Written request: Copy out the lines word for word, starting with the first one and ending with the line containing "back-chevron[interactable] <box>31 95", that line included.

Extracted data:
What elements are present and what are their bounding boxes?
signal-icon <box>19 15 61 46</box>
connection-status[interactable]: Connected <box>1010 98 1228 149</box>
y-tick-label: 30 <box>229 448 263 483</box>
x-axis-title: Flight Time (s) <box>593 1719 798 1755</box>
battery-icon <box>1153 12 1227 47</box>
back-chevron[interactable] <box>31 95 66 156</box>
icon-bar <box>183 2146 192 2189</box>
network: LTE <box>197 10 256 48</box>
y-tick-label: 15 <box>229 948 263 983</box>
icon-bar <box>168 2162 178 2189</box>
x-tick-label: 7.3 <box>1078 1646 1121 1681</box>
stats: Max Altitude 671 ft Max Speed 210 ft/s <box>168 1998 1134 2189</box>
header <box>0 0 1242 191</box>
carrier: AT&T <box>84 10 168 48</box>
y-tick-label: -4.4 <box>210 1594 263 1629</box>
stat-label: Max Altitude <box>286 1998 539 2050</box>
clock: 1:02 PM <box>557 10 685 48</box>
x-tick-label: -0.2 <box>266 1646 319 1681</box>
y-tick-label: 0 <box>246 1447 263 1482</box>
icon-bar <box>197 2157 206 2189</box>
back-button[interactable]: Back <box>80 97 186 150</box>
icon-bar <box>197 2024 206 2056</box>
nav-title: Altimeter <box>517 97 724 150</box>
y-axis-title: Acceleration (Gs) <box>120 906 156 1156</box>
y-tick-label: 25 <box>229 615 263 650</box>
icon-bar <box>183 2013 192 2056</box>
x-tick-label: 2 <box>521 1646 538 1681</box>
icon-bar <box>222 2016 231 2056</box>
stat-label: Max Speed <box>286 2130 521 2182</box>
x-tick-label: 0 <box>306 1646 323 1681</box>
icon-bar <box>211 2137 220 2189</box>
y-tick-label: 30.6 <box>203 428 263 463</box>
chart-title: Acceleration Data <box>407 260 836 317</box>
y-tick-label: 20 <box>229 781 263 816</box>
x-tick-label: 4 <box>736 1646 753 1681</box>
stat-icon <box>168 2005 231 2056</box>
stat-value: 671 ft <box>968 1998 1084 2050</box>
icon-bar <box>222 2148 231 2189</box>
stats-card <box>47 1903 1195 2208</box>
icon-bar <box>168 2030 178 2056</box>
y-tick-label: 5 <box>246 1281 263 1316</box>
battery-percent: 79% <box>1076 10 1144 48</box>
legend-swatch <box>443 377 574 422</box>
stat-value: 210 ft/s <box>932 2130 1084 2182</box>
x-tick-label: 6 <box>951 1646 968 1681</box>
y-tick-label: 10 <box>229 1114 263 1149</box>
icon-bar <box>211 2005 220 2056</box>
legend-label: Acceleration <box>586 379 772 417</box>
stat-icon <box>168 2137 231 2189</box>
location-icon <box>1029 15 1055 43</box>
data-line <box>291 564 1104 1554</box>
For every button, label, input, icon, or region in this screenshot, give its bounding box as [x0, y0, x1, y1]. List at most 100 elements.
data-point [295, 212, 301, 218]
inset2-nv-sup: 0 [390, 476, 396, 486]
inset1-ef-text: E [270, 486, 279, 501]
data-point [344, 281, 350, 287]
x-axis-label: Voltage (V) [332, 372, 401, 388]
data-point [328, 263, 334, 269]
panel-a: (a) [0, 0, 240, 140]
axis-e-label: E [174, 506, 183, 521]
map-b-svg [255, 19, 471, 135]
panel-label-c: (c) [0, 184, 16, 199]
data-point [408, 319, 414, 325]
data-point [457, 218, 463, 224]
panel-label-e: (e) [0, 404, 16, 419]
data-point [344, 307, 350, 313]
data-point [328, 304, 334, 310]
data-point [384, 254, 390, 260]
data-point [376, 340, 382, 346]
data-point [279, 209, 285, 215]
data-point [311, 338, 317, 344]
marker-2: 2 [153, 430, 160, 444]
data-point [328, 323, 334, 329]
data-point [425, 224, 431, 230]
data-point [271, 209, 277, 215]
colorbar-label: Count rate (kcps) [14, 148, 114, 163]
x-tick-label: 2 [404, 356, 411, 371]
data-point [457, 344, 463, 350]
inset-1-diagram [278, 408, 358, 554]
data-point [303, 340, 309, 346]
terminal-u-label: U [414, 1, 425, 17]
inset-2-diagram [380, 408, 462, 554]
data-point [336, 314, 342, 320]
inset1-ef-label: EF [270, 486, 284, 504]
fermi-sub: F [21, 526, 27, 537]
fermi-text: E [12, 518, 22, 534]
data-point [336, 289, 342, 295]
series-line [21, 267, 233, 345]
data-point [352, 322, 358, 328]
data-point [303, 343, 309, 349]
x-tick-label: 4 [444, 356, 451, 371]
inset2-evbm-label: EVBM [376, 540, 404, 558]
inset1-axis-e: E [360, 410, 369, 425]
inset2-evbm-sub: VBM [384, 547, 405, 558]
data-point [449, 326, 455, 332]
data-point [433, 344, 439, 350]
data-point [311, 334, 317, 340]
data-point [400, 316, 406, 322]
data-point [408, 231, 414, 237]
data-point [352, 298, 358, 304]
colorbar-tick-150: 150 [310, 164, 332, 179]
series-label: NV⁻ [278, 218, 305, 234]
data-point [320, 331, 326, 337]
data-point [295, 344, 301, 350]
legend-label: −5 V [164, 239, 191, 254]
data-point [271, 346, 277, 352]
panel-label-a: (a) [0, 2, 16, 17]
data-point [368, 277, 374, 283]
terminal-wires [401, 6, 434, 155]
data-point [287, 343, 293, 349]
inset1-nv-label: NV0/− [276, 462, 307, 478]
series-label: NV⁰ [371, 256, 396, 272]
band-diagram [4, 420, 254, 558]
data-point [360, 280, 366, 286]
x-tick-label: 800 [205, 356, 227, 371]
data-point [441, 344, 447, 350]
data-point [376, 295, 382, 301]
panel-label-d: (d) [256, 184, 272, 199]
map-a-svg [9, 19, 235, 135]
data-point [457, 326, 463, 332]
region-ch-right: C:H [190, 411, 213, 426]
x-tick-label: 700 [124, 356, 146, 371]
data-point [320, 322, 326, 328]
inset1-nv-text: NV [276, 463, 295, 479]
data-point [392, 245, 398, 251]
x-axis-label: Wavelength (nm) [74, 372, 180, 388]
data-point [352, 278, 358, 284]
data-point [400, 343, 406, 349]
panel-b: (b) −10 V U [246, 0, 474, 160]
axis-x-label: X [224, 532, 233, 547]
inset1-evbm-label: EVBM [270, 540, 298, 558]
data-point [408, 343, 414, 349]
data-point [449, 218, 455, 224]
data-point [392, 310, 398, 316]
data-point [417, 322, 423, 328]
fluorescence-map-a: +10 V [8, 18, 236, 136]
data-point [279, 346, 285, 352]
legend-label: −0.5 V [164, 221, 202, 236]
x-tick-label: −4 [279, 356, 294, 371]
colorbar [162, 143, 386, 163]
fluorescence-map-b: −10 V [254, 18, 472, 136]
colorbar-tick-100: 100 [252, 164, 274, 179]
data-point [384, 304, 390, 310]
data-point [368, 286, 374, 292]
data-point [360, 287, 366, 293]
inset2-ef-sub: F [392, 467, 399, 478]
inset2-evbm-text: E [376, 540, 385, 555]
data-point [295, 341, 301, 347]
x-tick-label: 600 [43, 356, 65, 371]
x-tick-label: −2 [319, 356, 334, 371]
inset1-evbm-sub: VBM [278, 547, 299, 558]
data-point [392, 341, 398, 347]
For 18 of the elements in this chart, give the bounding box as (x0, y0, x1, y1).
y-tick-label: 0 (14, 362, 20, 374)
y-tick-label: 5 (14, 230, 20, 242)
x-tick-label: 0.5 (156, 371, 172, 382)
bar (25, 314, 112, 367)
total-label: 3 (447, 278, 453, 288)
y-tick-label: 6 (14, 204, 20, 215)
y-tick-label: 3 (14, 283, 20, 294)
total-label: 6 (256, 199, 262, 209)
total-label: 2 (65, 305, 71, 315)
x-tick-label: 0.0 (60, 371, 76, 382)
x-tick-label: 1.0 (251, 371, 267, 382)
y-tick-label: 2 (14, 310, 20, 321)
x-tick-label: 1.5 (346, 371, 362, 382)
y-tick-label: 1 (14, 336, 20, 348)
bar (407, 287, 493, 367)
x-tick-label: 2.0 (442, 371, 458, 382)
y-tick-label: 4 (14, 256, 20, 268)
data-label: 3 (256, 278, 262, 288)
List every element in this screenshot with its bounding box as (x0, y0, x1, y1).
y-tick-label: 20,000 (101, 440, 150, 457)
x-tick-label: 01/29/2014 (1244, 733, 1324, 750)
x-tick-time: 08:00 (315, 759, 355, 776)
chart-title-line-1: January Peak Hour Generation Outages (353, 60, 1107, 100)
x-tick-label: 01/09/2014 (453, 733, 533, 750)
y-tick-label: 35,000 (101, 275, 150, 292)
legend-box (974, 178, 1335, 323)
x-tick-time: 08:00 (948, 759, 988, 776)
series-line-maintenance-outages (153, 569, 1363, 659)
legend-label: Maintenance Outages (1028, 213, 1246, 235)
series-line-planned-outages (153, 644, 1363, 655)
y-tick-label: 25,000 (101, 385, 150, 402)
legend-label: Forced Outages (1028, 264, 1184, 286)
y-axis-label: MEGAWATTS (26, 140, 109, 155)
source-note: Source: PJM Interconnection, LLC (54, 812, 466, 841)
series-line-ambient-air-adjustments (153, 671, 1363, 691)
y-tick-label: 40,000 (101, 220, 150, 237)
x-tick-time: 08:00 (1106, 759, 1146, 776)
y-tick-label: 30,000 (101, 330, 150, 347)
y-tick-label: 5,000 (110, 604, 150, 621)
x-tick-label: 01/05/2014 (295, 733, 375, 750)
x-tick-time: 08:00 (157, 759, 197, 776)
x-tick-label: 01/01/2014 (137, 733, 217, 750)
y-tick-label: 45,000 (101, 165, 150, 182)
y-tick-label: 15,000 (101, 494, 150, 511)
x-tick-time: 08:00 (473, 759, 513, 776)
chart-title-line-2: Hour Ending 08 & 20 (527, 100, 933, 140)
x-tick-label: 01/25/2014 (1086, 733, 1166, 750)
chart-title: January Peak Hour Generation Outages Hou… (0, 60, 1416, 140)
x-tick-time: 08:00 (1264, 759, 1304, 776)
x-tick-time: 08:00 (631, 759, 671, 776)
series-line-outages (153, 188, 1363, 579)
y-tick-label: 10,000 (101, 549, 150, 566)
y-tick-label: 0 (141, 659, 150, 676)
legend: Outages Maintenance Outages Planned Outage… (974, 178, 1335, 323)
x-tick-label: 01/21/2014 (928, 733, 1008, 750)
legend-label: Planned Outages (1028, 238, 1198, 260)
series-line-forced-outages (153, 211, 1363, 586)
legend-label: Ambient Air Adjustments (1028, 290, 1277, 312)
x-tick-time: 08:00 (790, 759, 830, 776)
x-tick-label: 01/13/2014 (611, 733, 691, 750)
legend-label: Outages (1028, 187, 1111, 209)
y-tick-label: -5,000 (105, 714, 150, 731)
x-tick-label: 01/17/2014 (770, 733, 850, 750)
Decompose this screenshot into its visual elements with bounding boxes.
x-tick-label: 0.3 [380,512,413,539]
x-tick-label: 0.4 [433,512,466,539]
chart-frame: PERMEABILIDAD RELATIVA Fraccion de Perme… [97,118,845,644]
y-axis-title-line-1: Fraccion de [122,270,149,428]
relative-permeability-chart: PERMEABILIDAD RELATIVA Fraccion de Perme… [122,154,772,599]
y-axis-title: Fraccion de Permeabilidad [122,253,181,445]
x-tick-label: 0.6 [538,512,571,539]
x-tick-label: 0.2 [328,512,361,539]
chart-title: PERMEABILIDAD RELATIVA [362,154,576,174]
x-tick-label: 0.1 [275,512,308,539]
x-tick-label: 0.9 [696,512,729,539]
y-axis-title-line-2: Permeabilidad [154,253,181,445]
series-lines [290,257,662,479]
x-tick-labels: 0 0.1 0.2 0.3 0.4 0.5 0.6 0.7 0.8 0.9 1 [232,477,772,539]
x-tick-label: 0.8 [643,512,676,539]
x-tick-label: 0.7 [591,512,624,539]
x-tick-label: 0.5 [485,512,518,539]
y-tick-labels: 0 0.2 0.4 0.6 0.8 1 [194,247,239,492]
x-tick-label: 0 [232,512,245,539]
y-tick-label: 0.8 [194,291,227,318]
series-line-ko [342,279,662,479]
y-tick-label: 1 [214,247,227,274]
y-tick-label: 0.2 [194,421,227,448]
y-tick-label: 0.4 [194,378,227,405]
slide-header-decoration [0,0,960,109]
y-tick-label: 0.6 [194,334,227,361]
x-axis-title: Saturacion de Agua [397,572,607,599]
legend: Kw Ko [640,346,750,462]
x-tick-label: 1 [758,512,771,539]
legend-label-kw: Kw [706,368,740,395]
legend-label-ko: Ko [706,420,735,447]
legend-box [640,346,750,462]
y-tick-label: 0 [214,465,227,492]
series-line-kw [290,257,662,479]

Full response:
What elements are present and what are their bounding boxes?
signal-icon <box>19 15 61 46</box>
connection-status[interactable]: Connected <box>1010 98 1228 149</box>
y-tick-label: 30 <box>229 448 263 483</box>
x-axis-title: Flight Time (s) <box>593 1719 798 1755</box>
battery-icon <box>1153 12 1227 47</box>
back-chevron[interactable] <box>31 95 66 156</box>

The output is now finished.